Restate the complete material exactly.

--- SUPPLIED RECORDS ---

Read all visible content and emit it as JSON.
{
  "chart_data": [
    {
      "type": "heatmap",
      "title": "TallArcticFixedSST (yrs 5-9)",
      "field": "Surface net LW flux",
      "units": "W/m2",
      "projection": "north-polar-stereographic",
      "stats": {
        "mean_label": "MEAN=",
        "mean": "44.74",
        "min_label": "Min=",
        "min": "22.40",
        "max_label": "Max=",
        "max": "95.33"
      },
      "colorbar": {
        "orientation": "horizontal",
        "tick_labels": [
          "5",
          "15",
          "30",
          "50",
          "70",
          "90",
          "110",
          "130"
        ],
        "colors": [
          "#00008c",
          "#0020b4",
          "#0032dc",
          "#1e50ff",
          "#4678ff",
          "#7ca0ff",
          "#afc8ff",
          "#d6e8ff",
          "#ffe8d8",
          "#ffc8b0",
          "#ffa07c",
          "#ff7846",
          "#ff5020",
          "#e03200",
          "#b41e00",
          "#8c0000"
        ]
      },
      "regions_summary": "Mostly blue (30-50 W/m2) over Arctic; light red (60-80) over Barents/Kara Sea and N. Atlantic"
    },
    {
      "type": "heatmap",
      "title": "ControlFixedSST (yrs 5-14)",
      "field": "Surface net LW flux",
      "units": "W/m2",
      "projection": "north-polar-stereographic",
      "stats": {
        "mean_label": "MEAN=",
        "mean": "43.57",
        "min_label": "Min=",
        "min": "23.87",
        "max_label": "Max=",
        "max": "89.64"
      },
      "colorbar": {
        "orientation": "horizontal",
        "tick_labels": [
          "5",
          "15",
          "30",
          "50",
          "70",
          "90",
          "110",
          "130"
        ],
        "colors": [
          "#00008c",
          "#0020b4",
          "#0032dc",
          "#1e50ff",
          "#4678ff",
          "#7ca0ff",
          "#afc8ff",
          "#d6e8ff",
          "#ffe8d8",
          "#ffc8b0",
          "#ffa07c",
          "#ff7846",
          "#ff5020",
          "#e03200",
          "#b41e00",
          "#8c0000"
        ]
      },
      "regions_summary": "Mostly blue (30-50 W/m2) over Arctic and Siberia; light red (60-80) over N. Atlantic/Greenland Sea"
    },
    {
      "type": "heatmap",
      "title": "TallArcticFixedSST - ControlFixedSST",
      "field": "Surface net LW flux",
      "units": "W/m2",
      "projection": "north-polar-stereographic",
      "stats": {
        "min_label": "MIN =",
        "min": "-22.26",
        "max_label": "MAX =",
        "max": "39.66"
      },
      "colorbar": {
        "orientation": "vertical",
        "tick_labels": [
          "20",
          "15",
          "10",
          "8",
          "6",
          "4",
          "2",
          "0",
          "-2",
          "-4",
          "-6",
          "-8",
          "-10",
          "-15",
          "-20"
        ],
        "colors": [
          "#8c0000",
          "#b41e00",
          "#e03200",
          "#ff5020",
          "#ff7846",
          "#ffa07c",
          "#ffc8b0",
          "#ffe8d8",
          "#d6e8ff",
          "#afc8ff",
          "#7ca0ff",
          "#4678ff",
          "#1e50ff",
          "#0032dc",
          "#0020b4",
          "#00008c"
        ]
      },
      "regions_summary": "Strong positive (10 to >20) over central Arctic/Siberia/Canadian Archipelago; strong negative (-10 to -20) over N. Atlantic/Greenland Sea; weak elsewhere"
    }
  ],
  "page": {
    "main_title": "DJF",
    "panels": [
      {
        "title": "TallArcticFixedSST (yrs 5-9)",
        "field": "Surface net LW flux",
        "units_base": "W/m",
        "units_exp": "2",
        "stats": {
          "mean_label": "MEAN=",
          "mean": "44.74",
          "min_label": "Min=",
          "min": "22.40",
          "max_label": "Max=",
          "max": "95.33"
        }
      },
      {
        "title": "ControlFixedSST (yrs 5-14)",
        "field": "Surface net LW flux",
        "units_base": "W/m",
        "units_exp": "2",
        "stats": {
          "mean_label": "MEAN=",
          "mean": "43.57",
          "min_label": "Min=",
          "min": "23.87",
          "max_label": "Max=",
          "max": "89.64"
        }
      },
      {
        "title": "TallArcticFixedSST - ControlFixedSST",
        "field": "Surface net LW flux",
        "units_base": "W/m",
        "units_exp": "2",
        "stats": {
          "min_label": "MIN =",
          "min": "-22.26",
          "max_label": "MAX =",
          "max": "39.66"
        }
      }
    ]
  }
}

---

** RESULT OF THE TASK **
Read all visible content and emit it as JSON.
{
  "chart_data": [
    {
      "type": "heatmap",
      "title": "TallArcticFixedSST (yrs 5-9)",
      "field": "Surface net LW flux",
      "units": "W/m2",
      "projection": "north-polar-stereographic",
      "stats": {
        "mean_label": "MEAN=",
        "mean": "44.74",
        "min_label": "Min=",
        "min": "22.40",
        "max_label": "Max=",
        "max": "95.33"
      },
      "colorbar": {
        "orientation": "horizontal",
        "tick_labels": [
          "5",
          "15",
          "30",
          "50",
          "70",
          "90",
          "110",
          "130"
        ],
        "colors": [
          "#00008c",
          "#0020b4",
          "#0032dc",
          "#1e50ff",
          "#4678ff",
          "#7ca0ff",
          "#afc8ff",
          "#d6e8ff",
          "#ffe8d8",
          "#ffc8b0",
          "#ffa07c",
          "#ff7846",
          "#ff5020",
          "#e03200",
          "#b41e00",
          "#8c0000"
        ]
      },
      "regions_summary": "Mostly blue (30-50 W/m2) over Arctic; light red (60-80) over Barents/Kara Sea and N. Atlantic"
    },
    {
      "type": "heatmap",
      "title": "ControlFixedSST (yrs 5-14)",
      "field": "Surface net LW flux",
      "units": "W/m2",
      "projection": "north-polar-stereographic",
      "stats": {
        "mean_label": "MEAN=",
        "mean": "43.57",
        "min_label": "Min=",
        "min": "23.87",
        "max_label": "Max=",
        "max": "89.64"
      },
      "colorbar": {
        "orientation": "horizontal",
        "tick_labels": [
          "5",
          "15",
          "30",
          "50",
          "70",
          "90",
          "110",
          "130"
        ],
        "colors": [
          "#00008c",
          "#0020b4",
          "#0032dc",
          "#1e50ff",
          "#4678ff",
          "#7ca0ff",
          "#afc8ff",
          "#d6e8ff",
          "#ffe8d8",
          "#ffc8b0",
          "#ffa07c",
          "#ff7846",
          "#ff5020",
          "#e03200",
          "#b41e00",
          "#8c0000"
        ]
      },
      "regions_summary": "Mostly blue (30-50 W/m2) over Arctic and Siberia; light red (60-80) over N. Atlantic/Greenland Sea"
    },
    {
      "type": "heatmap",
      "title": "TallArcticFixedSST - ControlFixedSST",
      "field": "Surface net LW flux",
      "units": "W/m2",
      "projection": "north-polar-stereographic",
      "stats": {
        "min_label": "MIN =",
        "min": "-22.26",
        "max_label": "MAX =",
        "max": "39.66"
      },
      "colorbar": {
        "orientation": "vertical",
        "tick_labels": [
          "20",
          "15",
          "10",
          "8",
          "6",
          "4",
          "2",
          "0",
          "-2",
          "-4",
          "-6",
          "-8",
          "-10",
          "-15",
          "-20"
        ],
        "colors": [
          "#8c0000",
          "#b41e00",
          "#e03200",
          "#ff5020",
          "#ff7846",
          "#ffa07c",
          "#ffc8b0",
          "#ffe8d8",
          "#d6e8ff",
          "#afc8ff",
          "#7ca0ff",
          "#4678ff",
          "#1e50ff",
          "#0032dc",
          "#0020b4",
          "#00008c"
        ]
      },
      "regions_summary": "Strong positive (10 to >20) over central Arctic/Siberia/Canadian Archipelago; strong negative (-10 to -20) over N. Atlantic/Greenland Sea; weak elsewhere"
    }
  ],
  "page": {
    "main_title": "DJF",
    "panels": [
      {
        "title": "TallArcticFixedSST (yrs 5-9)",
        "field": "Surface net LW flux",
        "units_base": "W/m",
        "units_exp": "2",
        "stats": {
          "mean_label": "MEAN=",
          "mean": "44.74",
          "min_label": "Min=",
          "min": "22.40",
          "max_label": "Max=",
          "max": "95.33"
        }
      },
      {
        "title": "ControlFixedSST (yrs 5-14)",
        "field": "Surface net LW flux",
        "units_base": "W/m",
        "units_exp": "2",
        "stats": {
          "mean_label": "MEAN=",
          "mean": "43.57",
          "min_label": "Min=",
          "min": "23.87",
          "max_label": "Max=",
          "max": "89.64"
        }
      },
      {
        "title": "TallArcticFixedSST - ControlFixedSST",
        "field": "Surface net LW flux",
        "units_base": "W/m",
        "units_exp": "2",
        "stats": {
          "min_label": "MIN =",
          "min": "-22.26",
          "max_label": "MAX =",
          "max": "39.66"
        }
      }
    ]
  }
}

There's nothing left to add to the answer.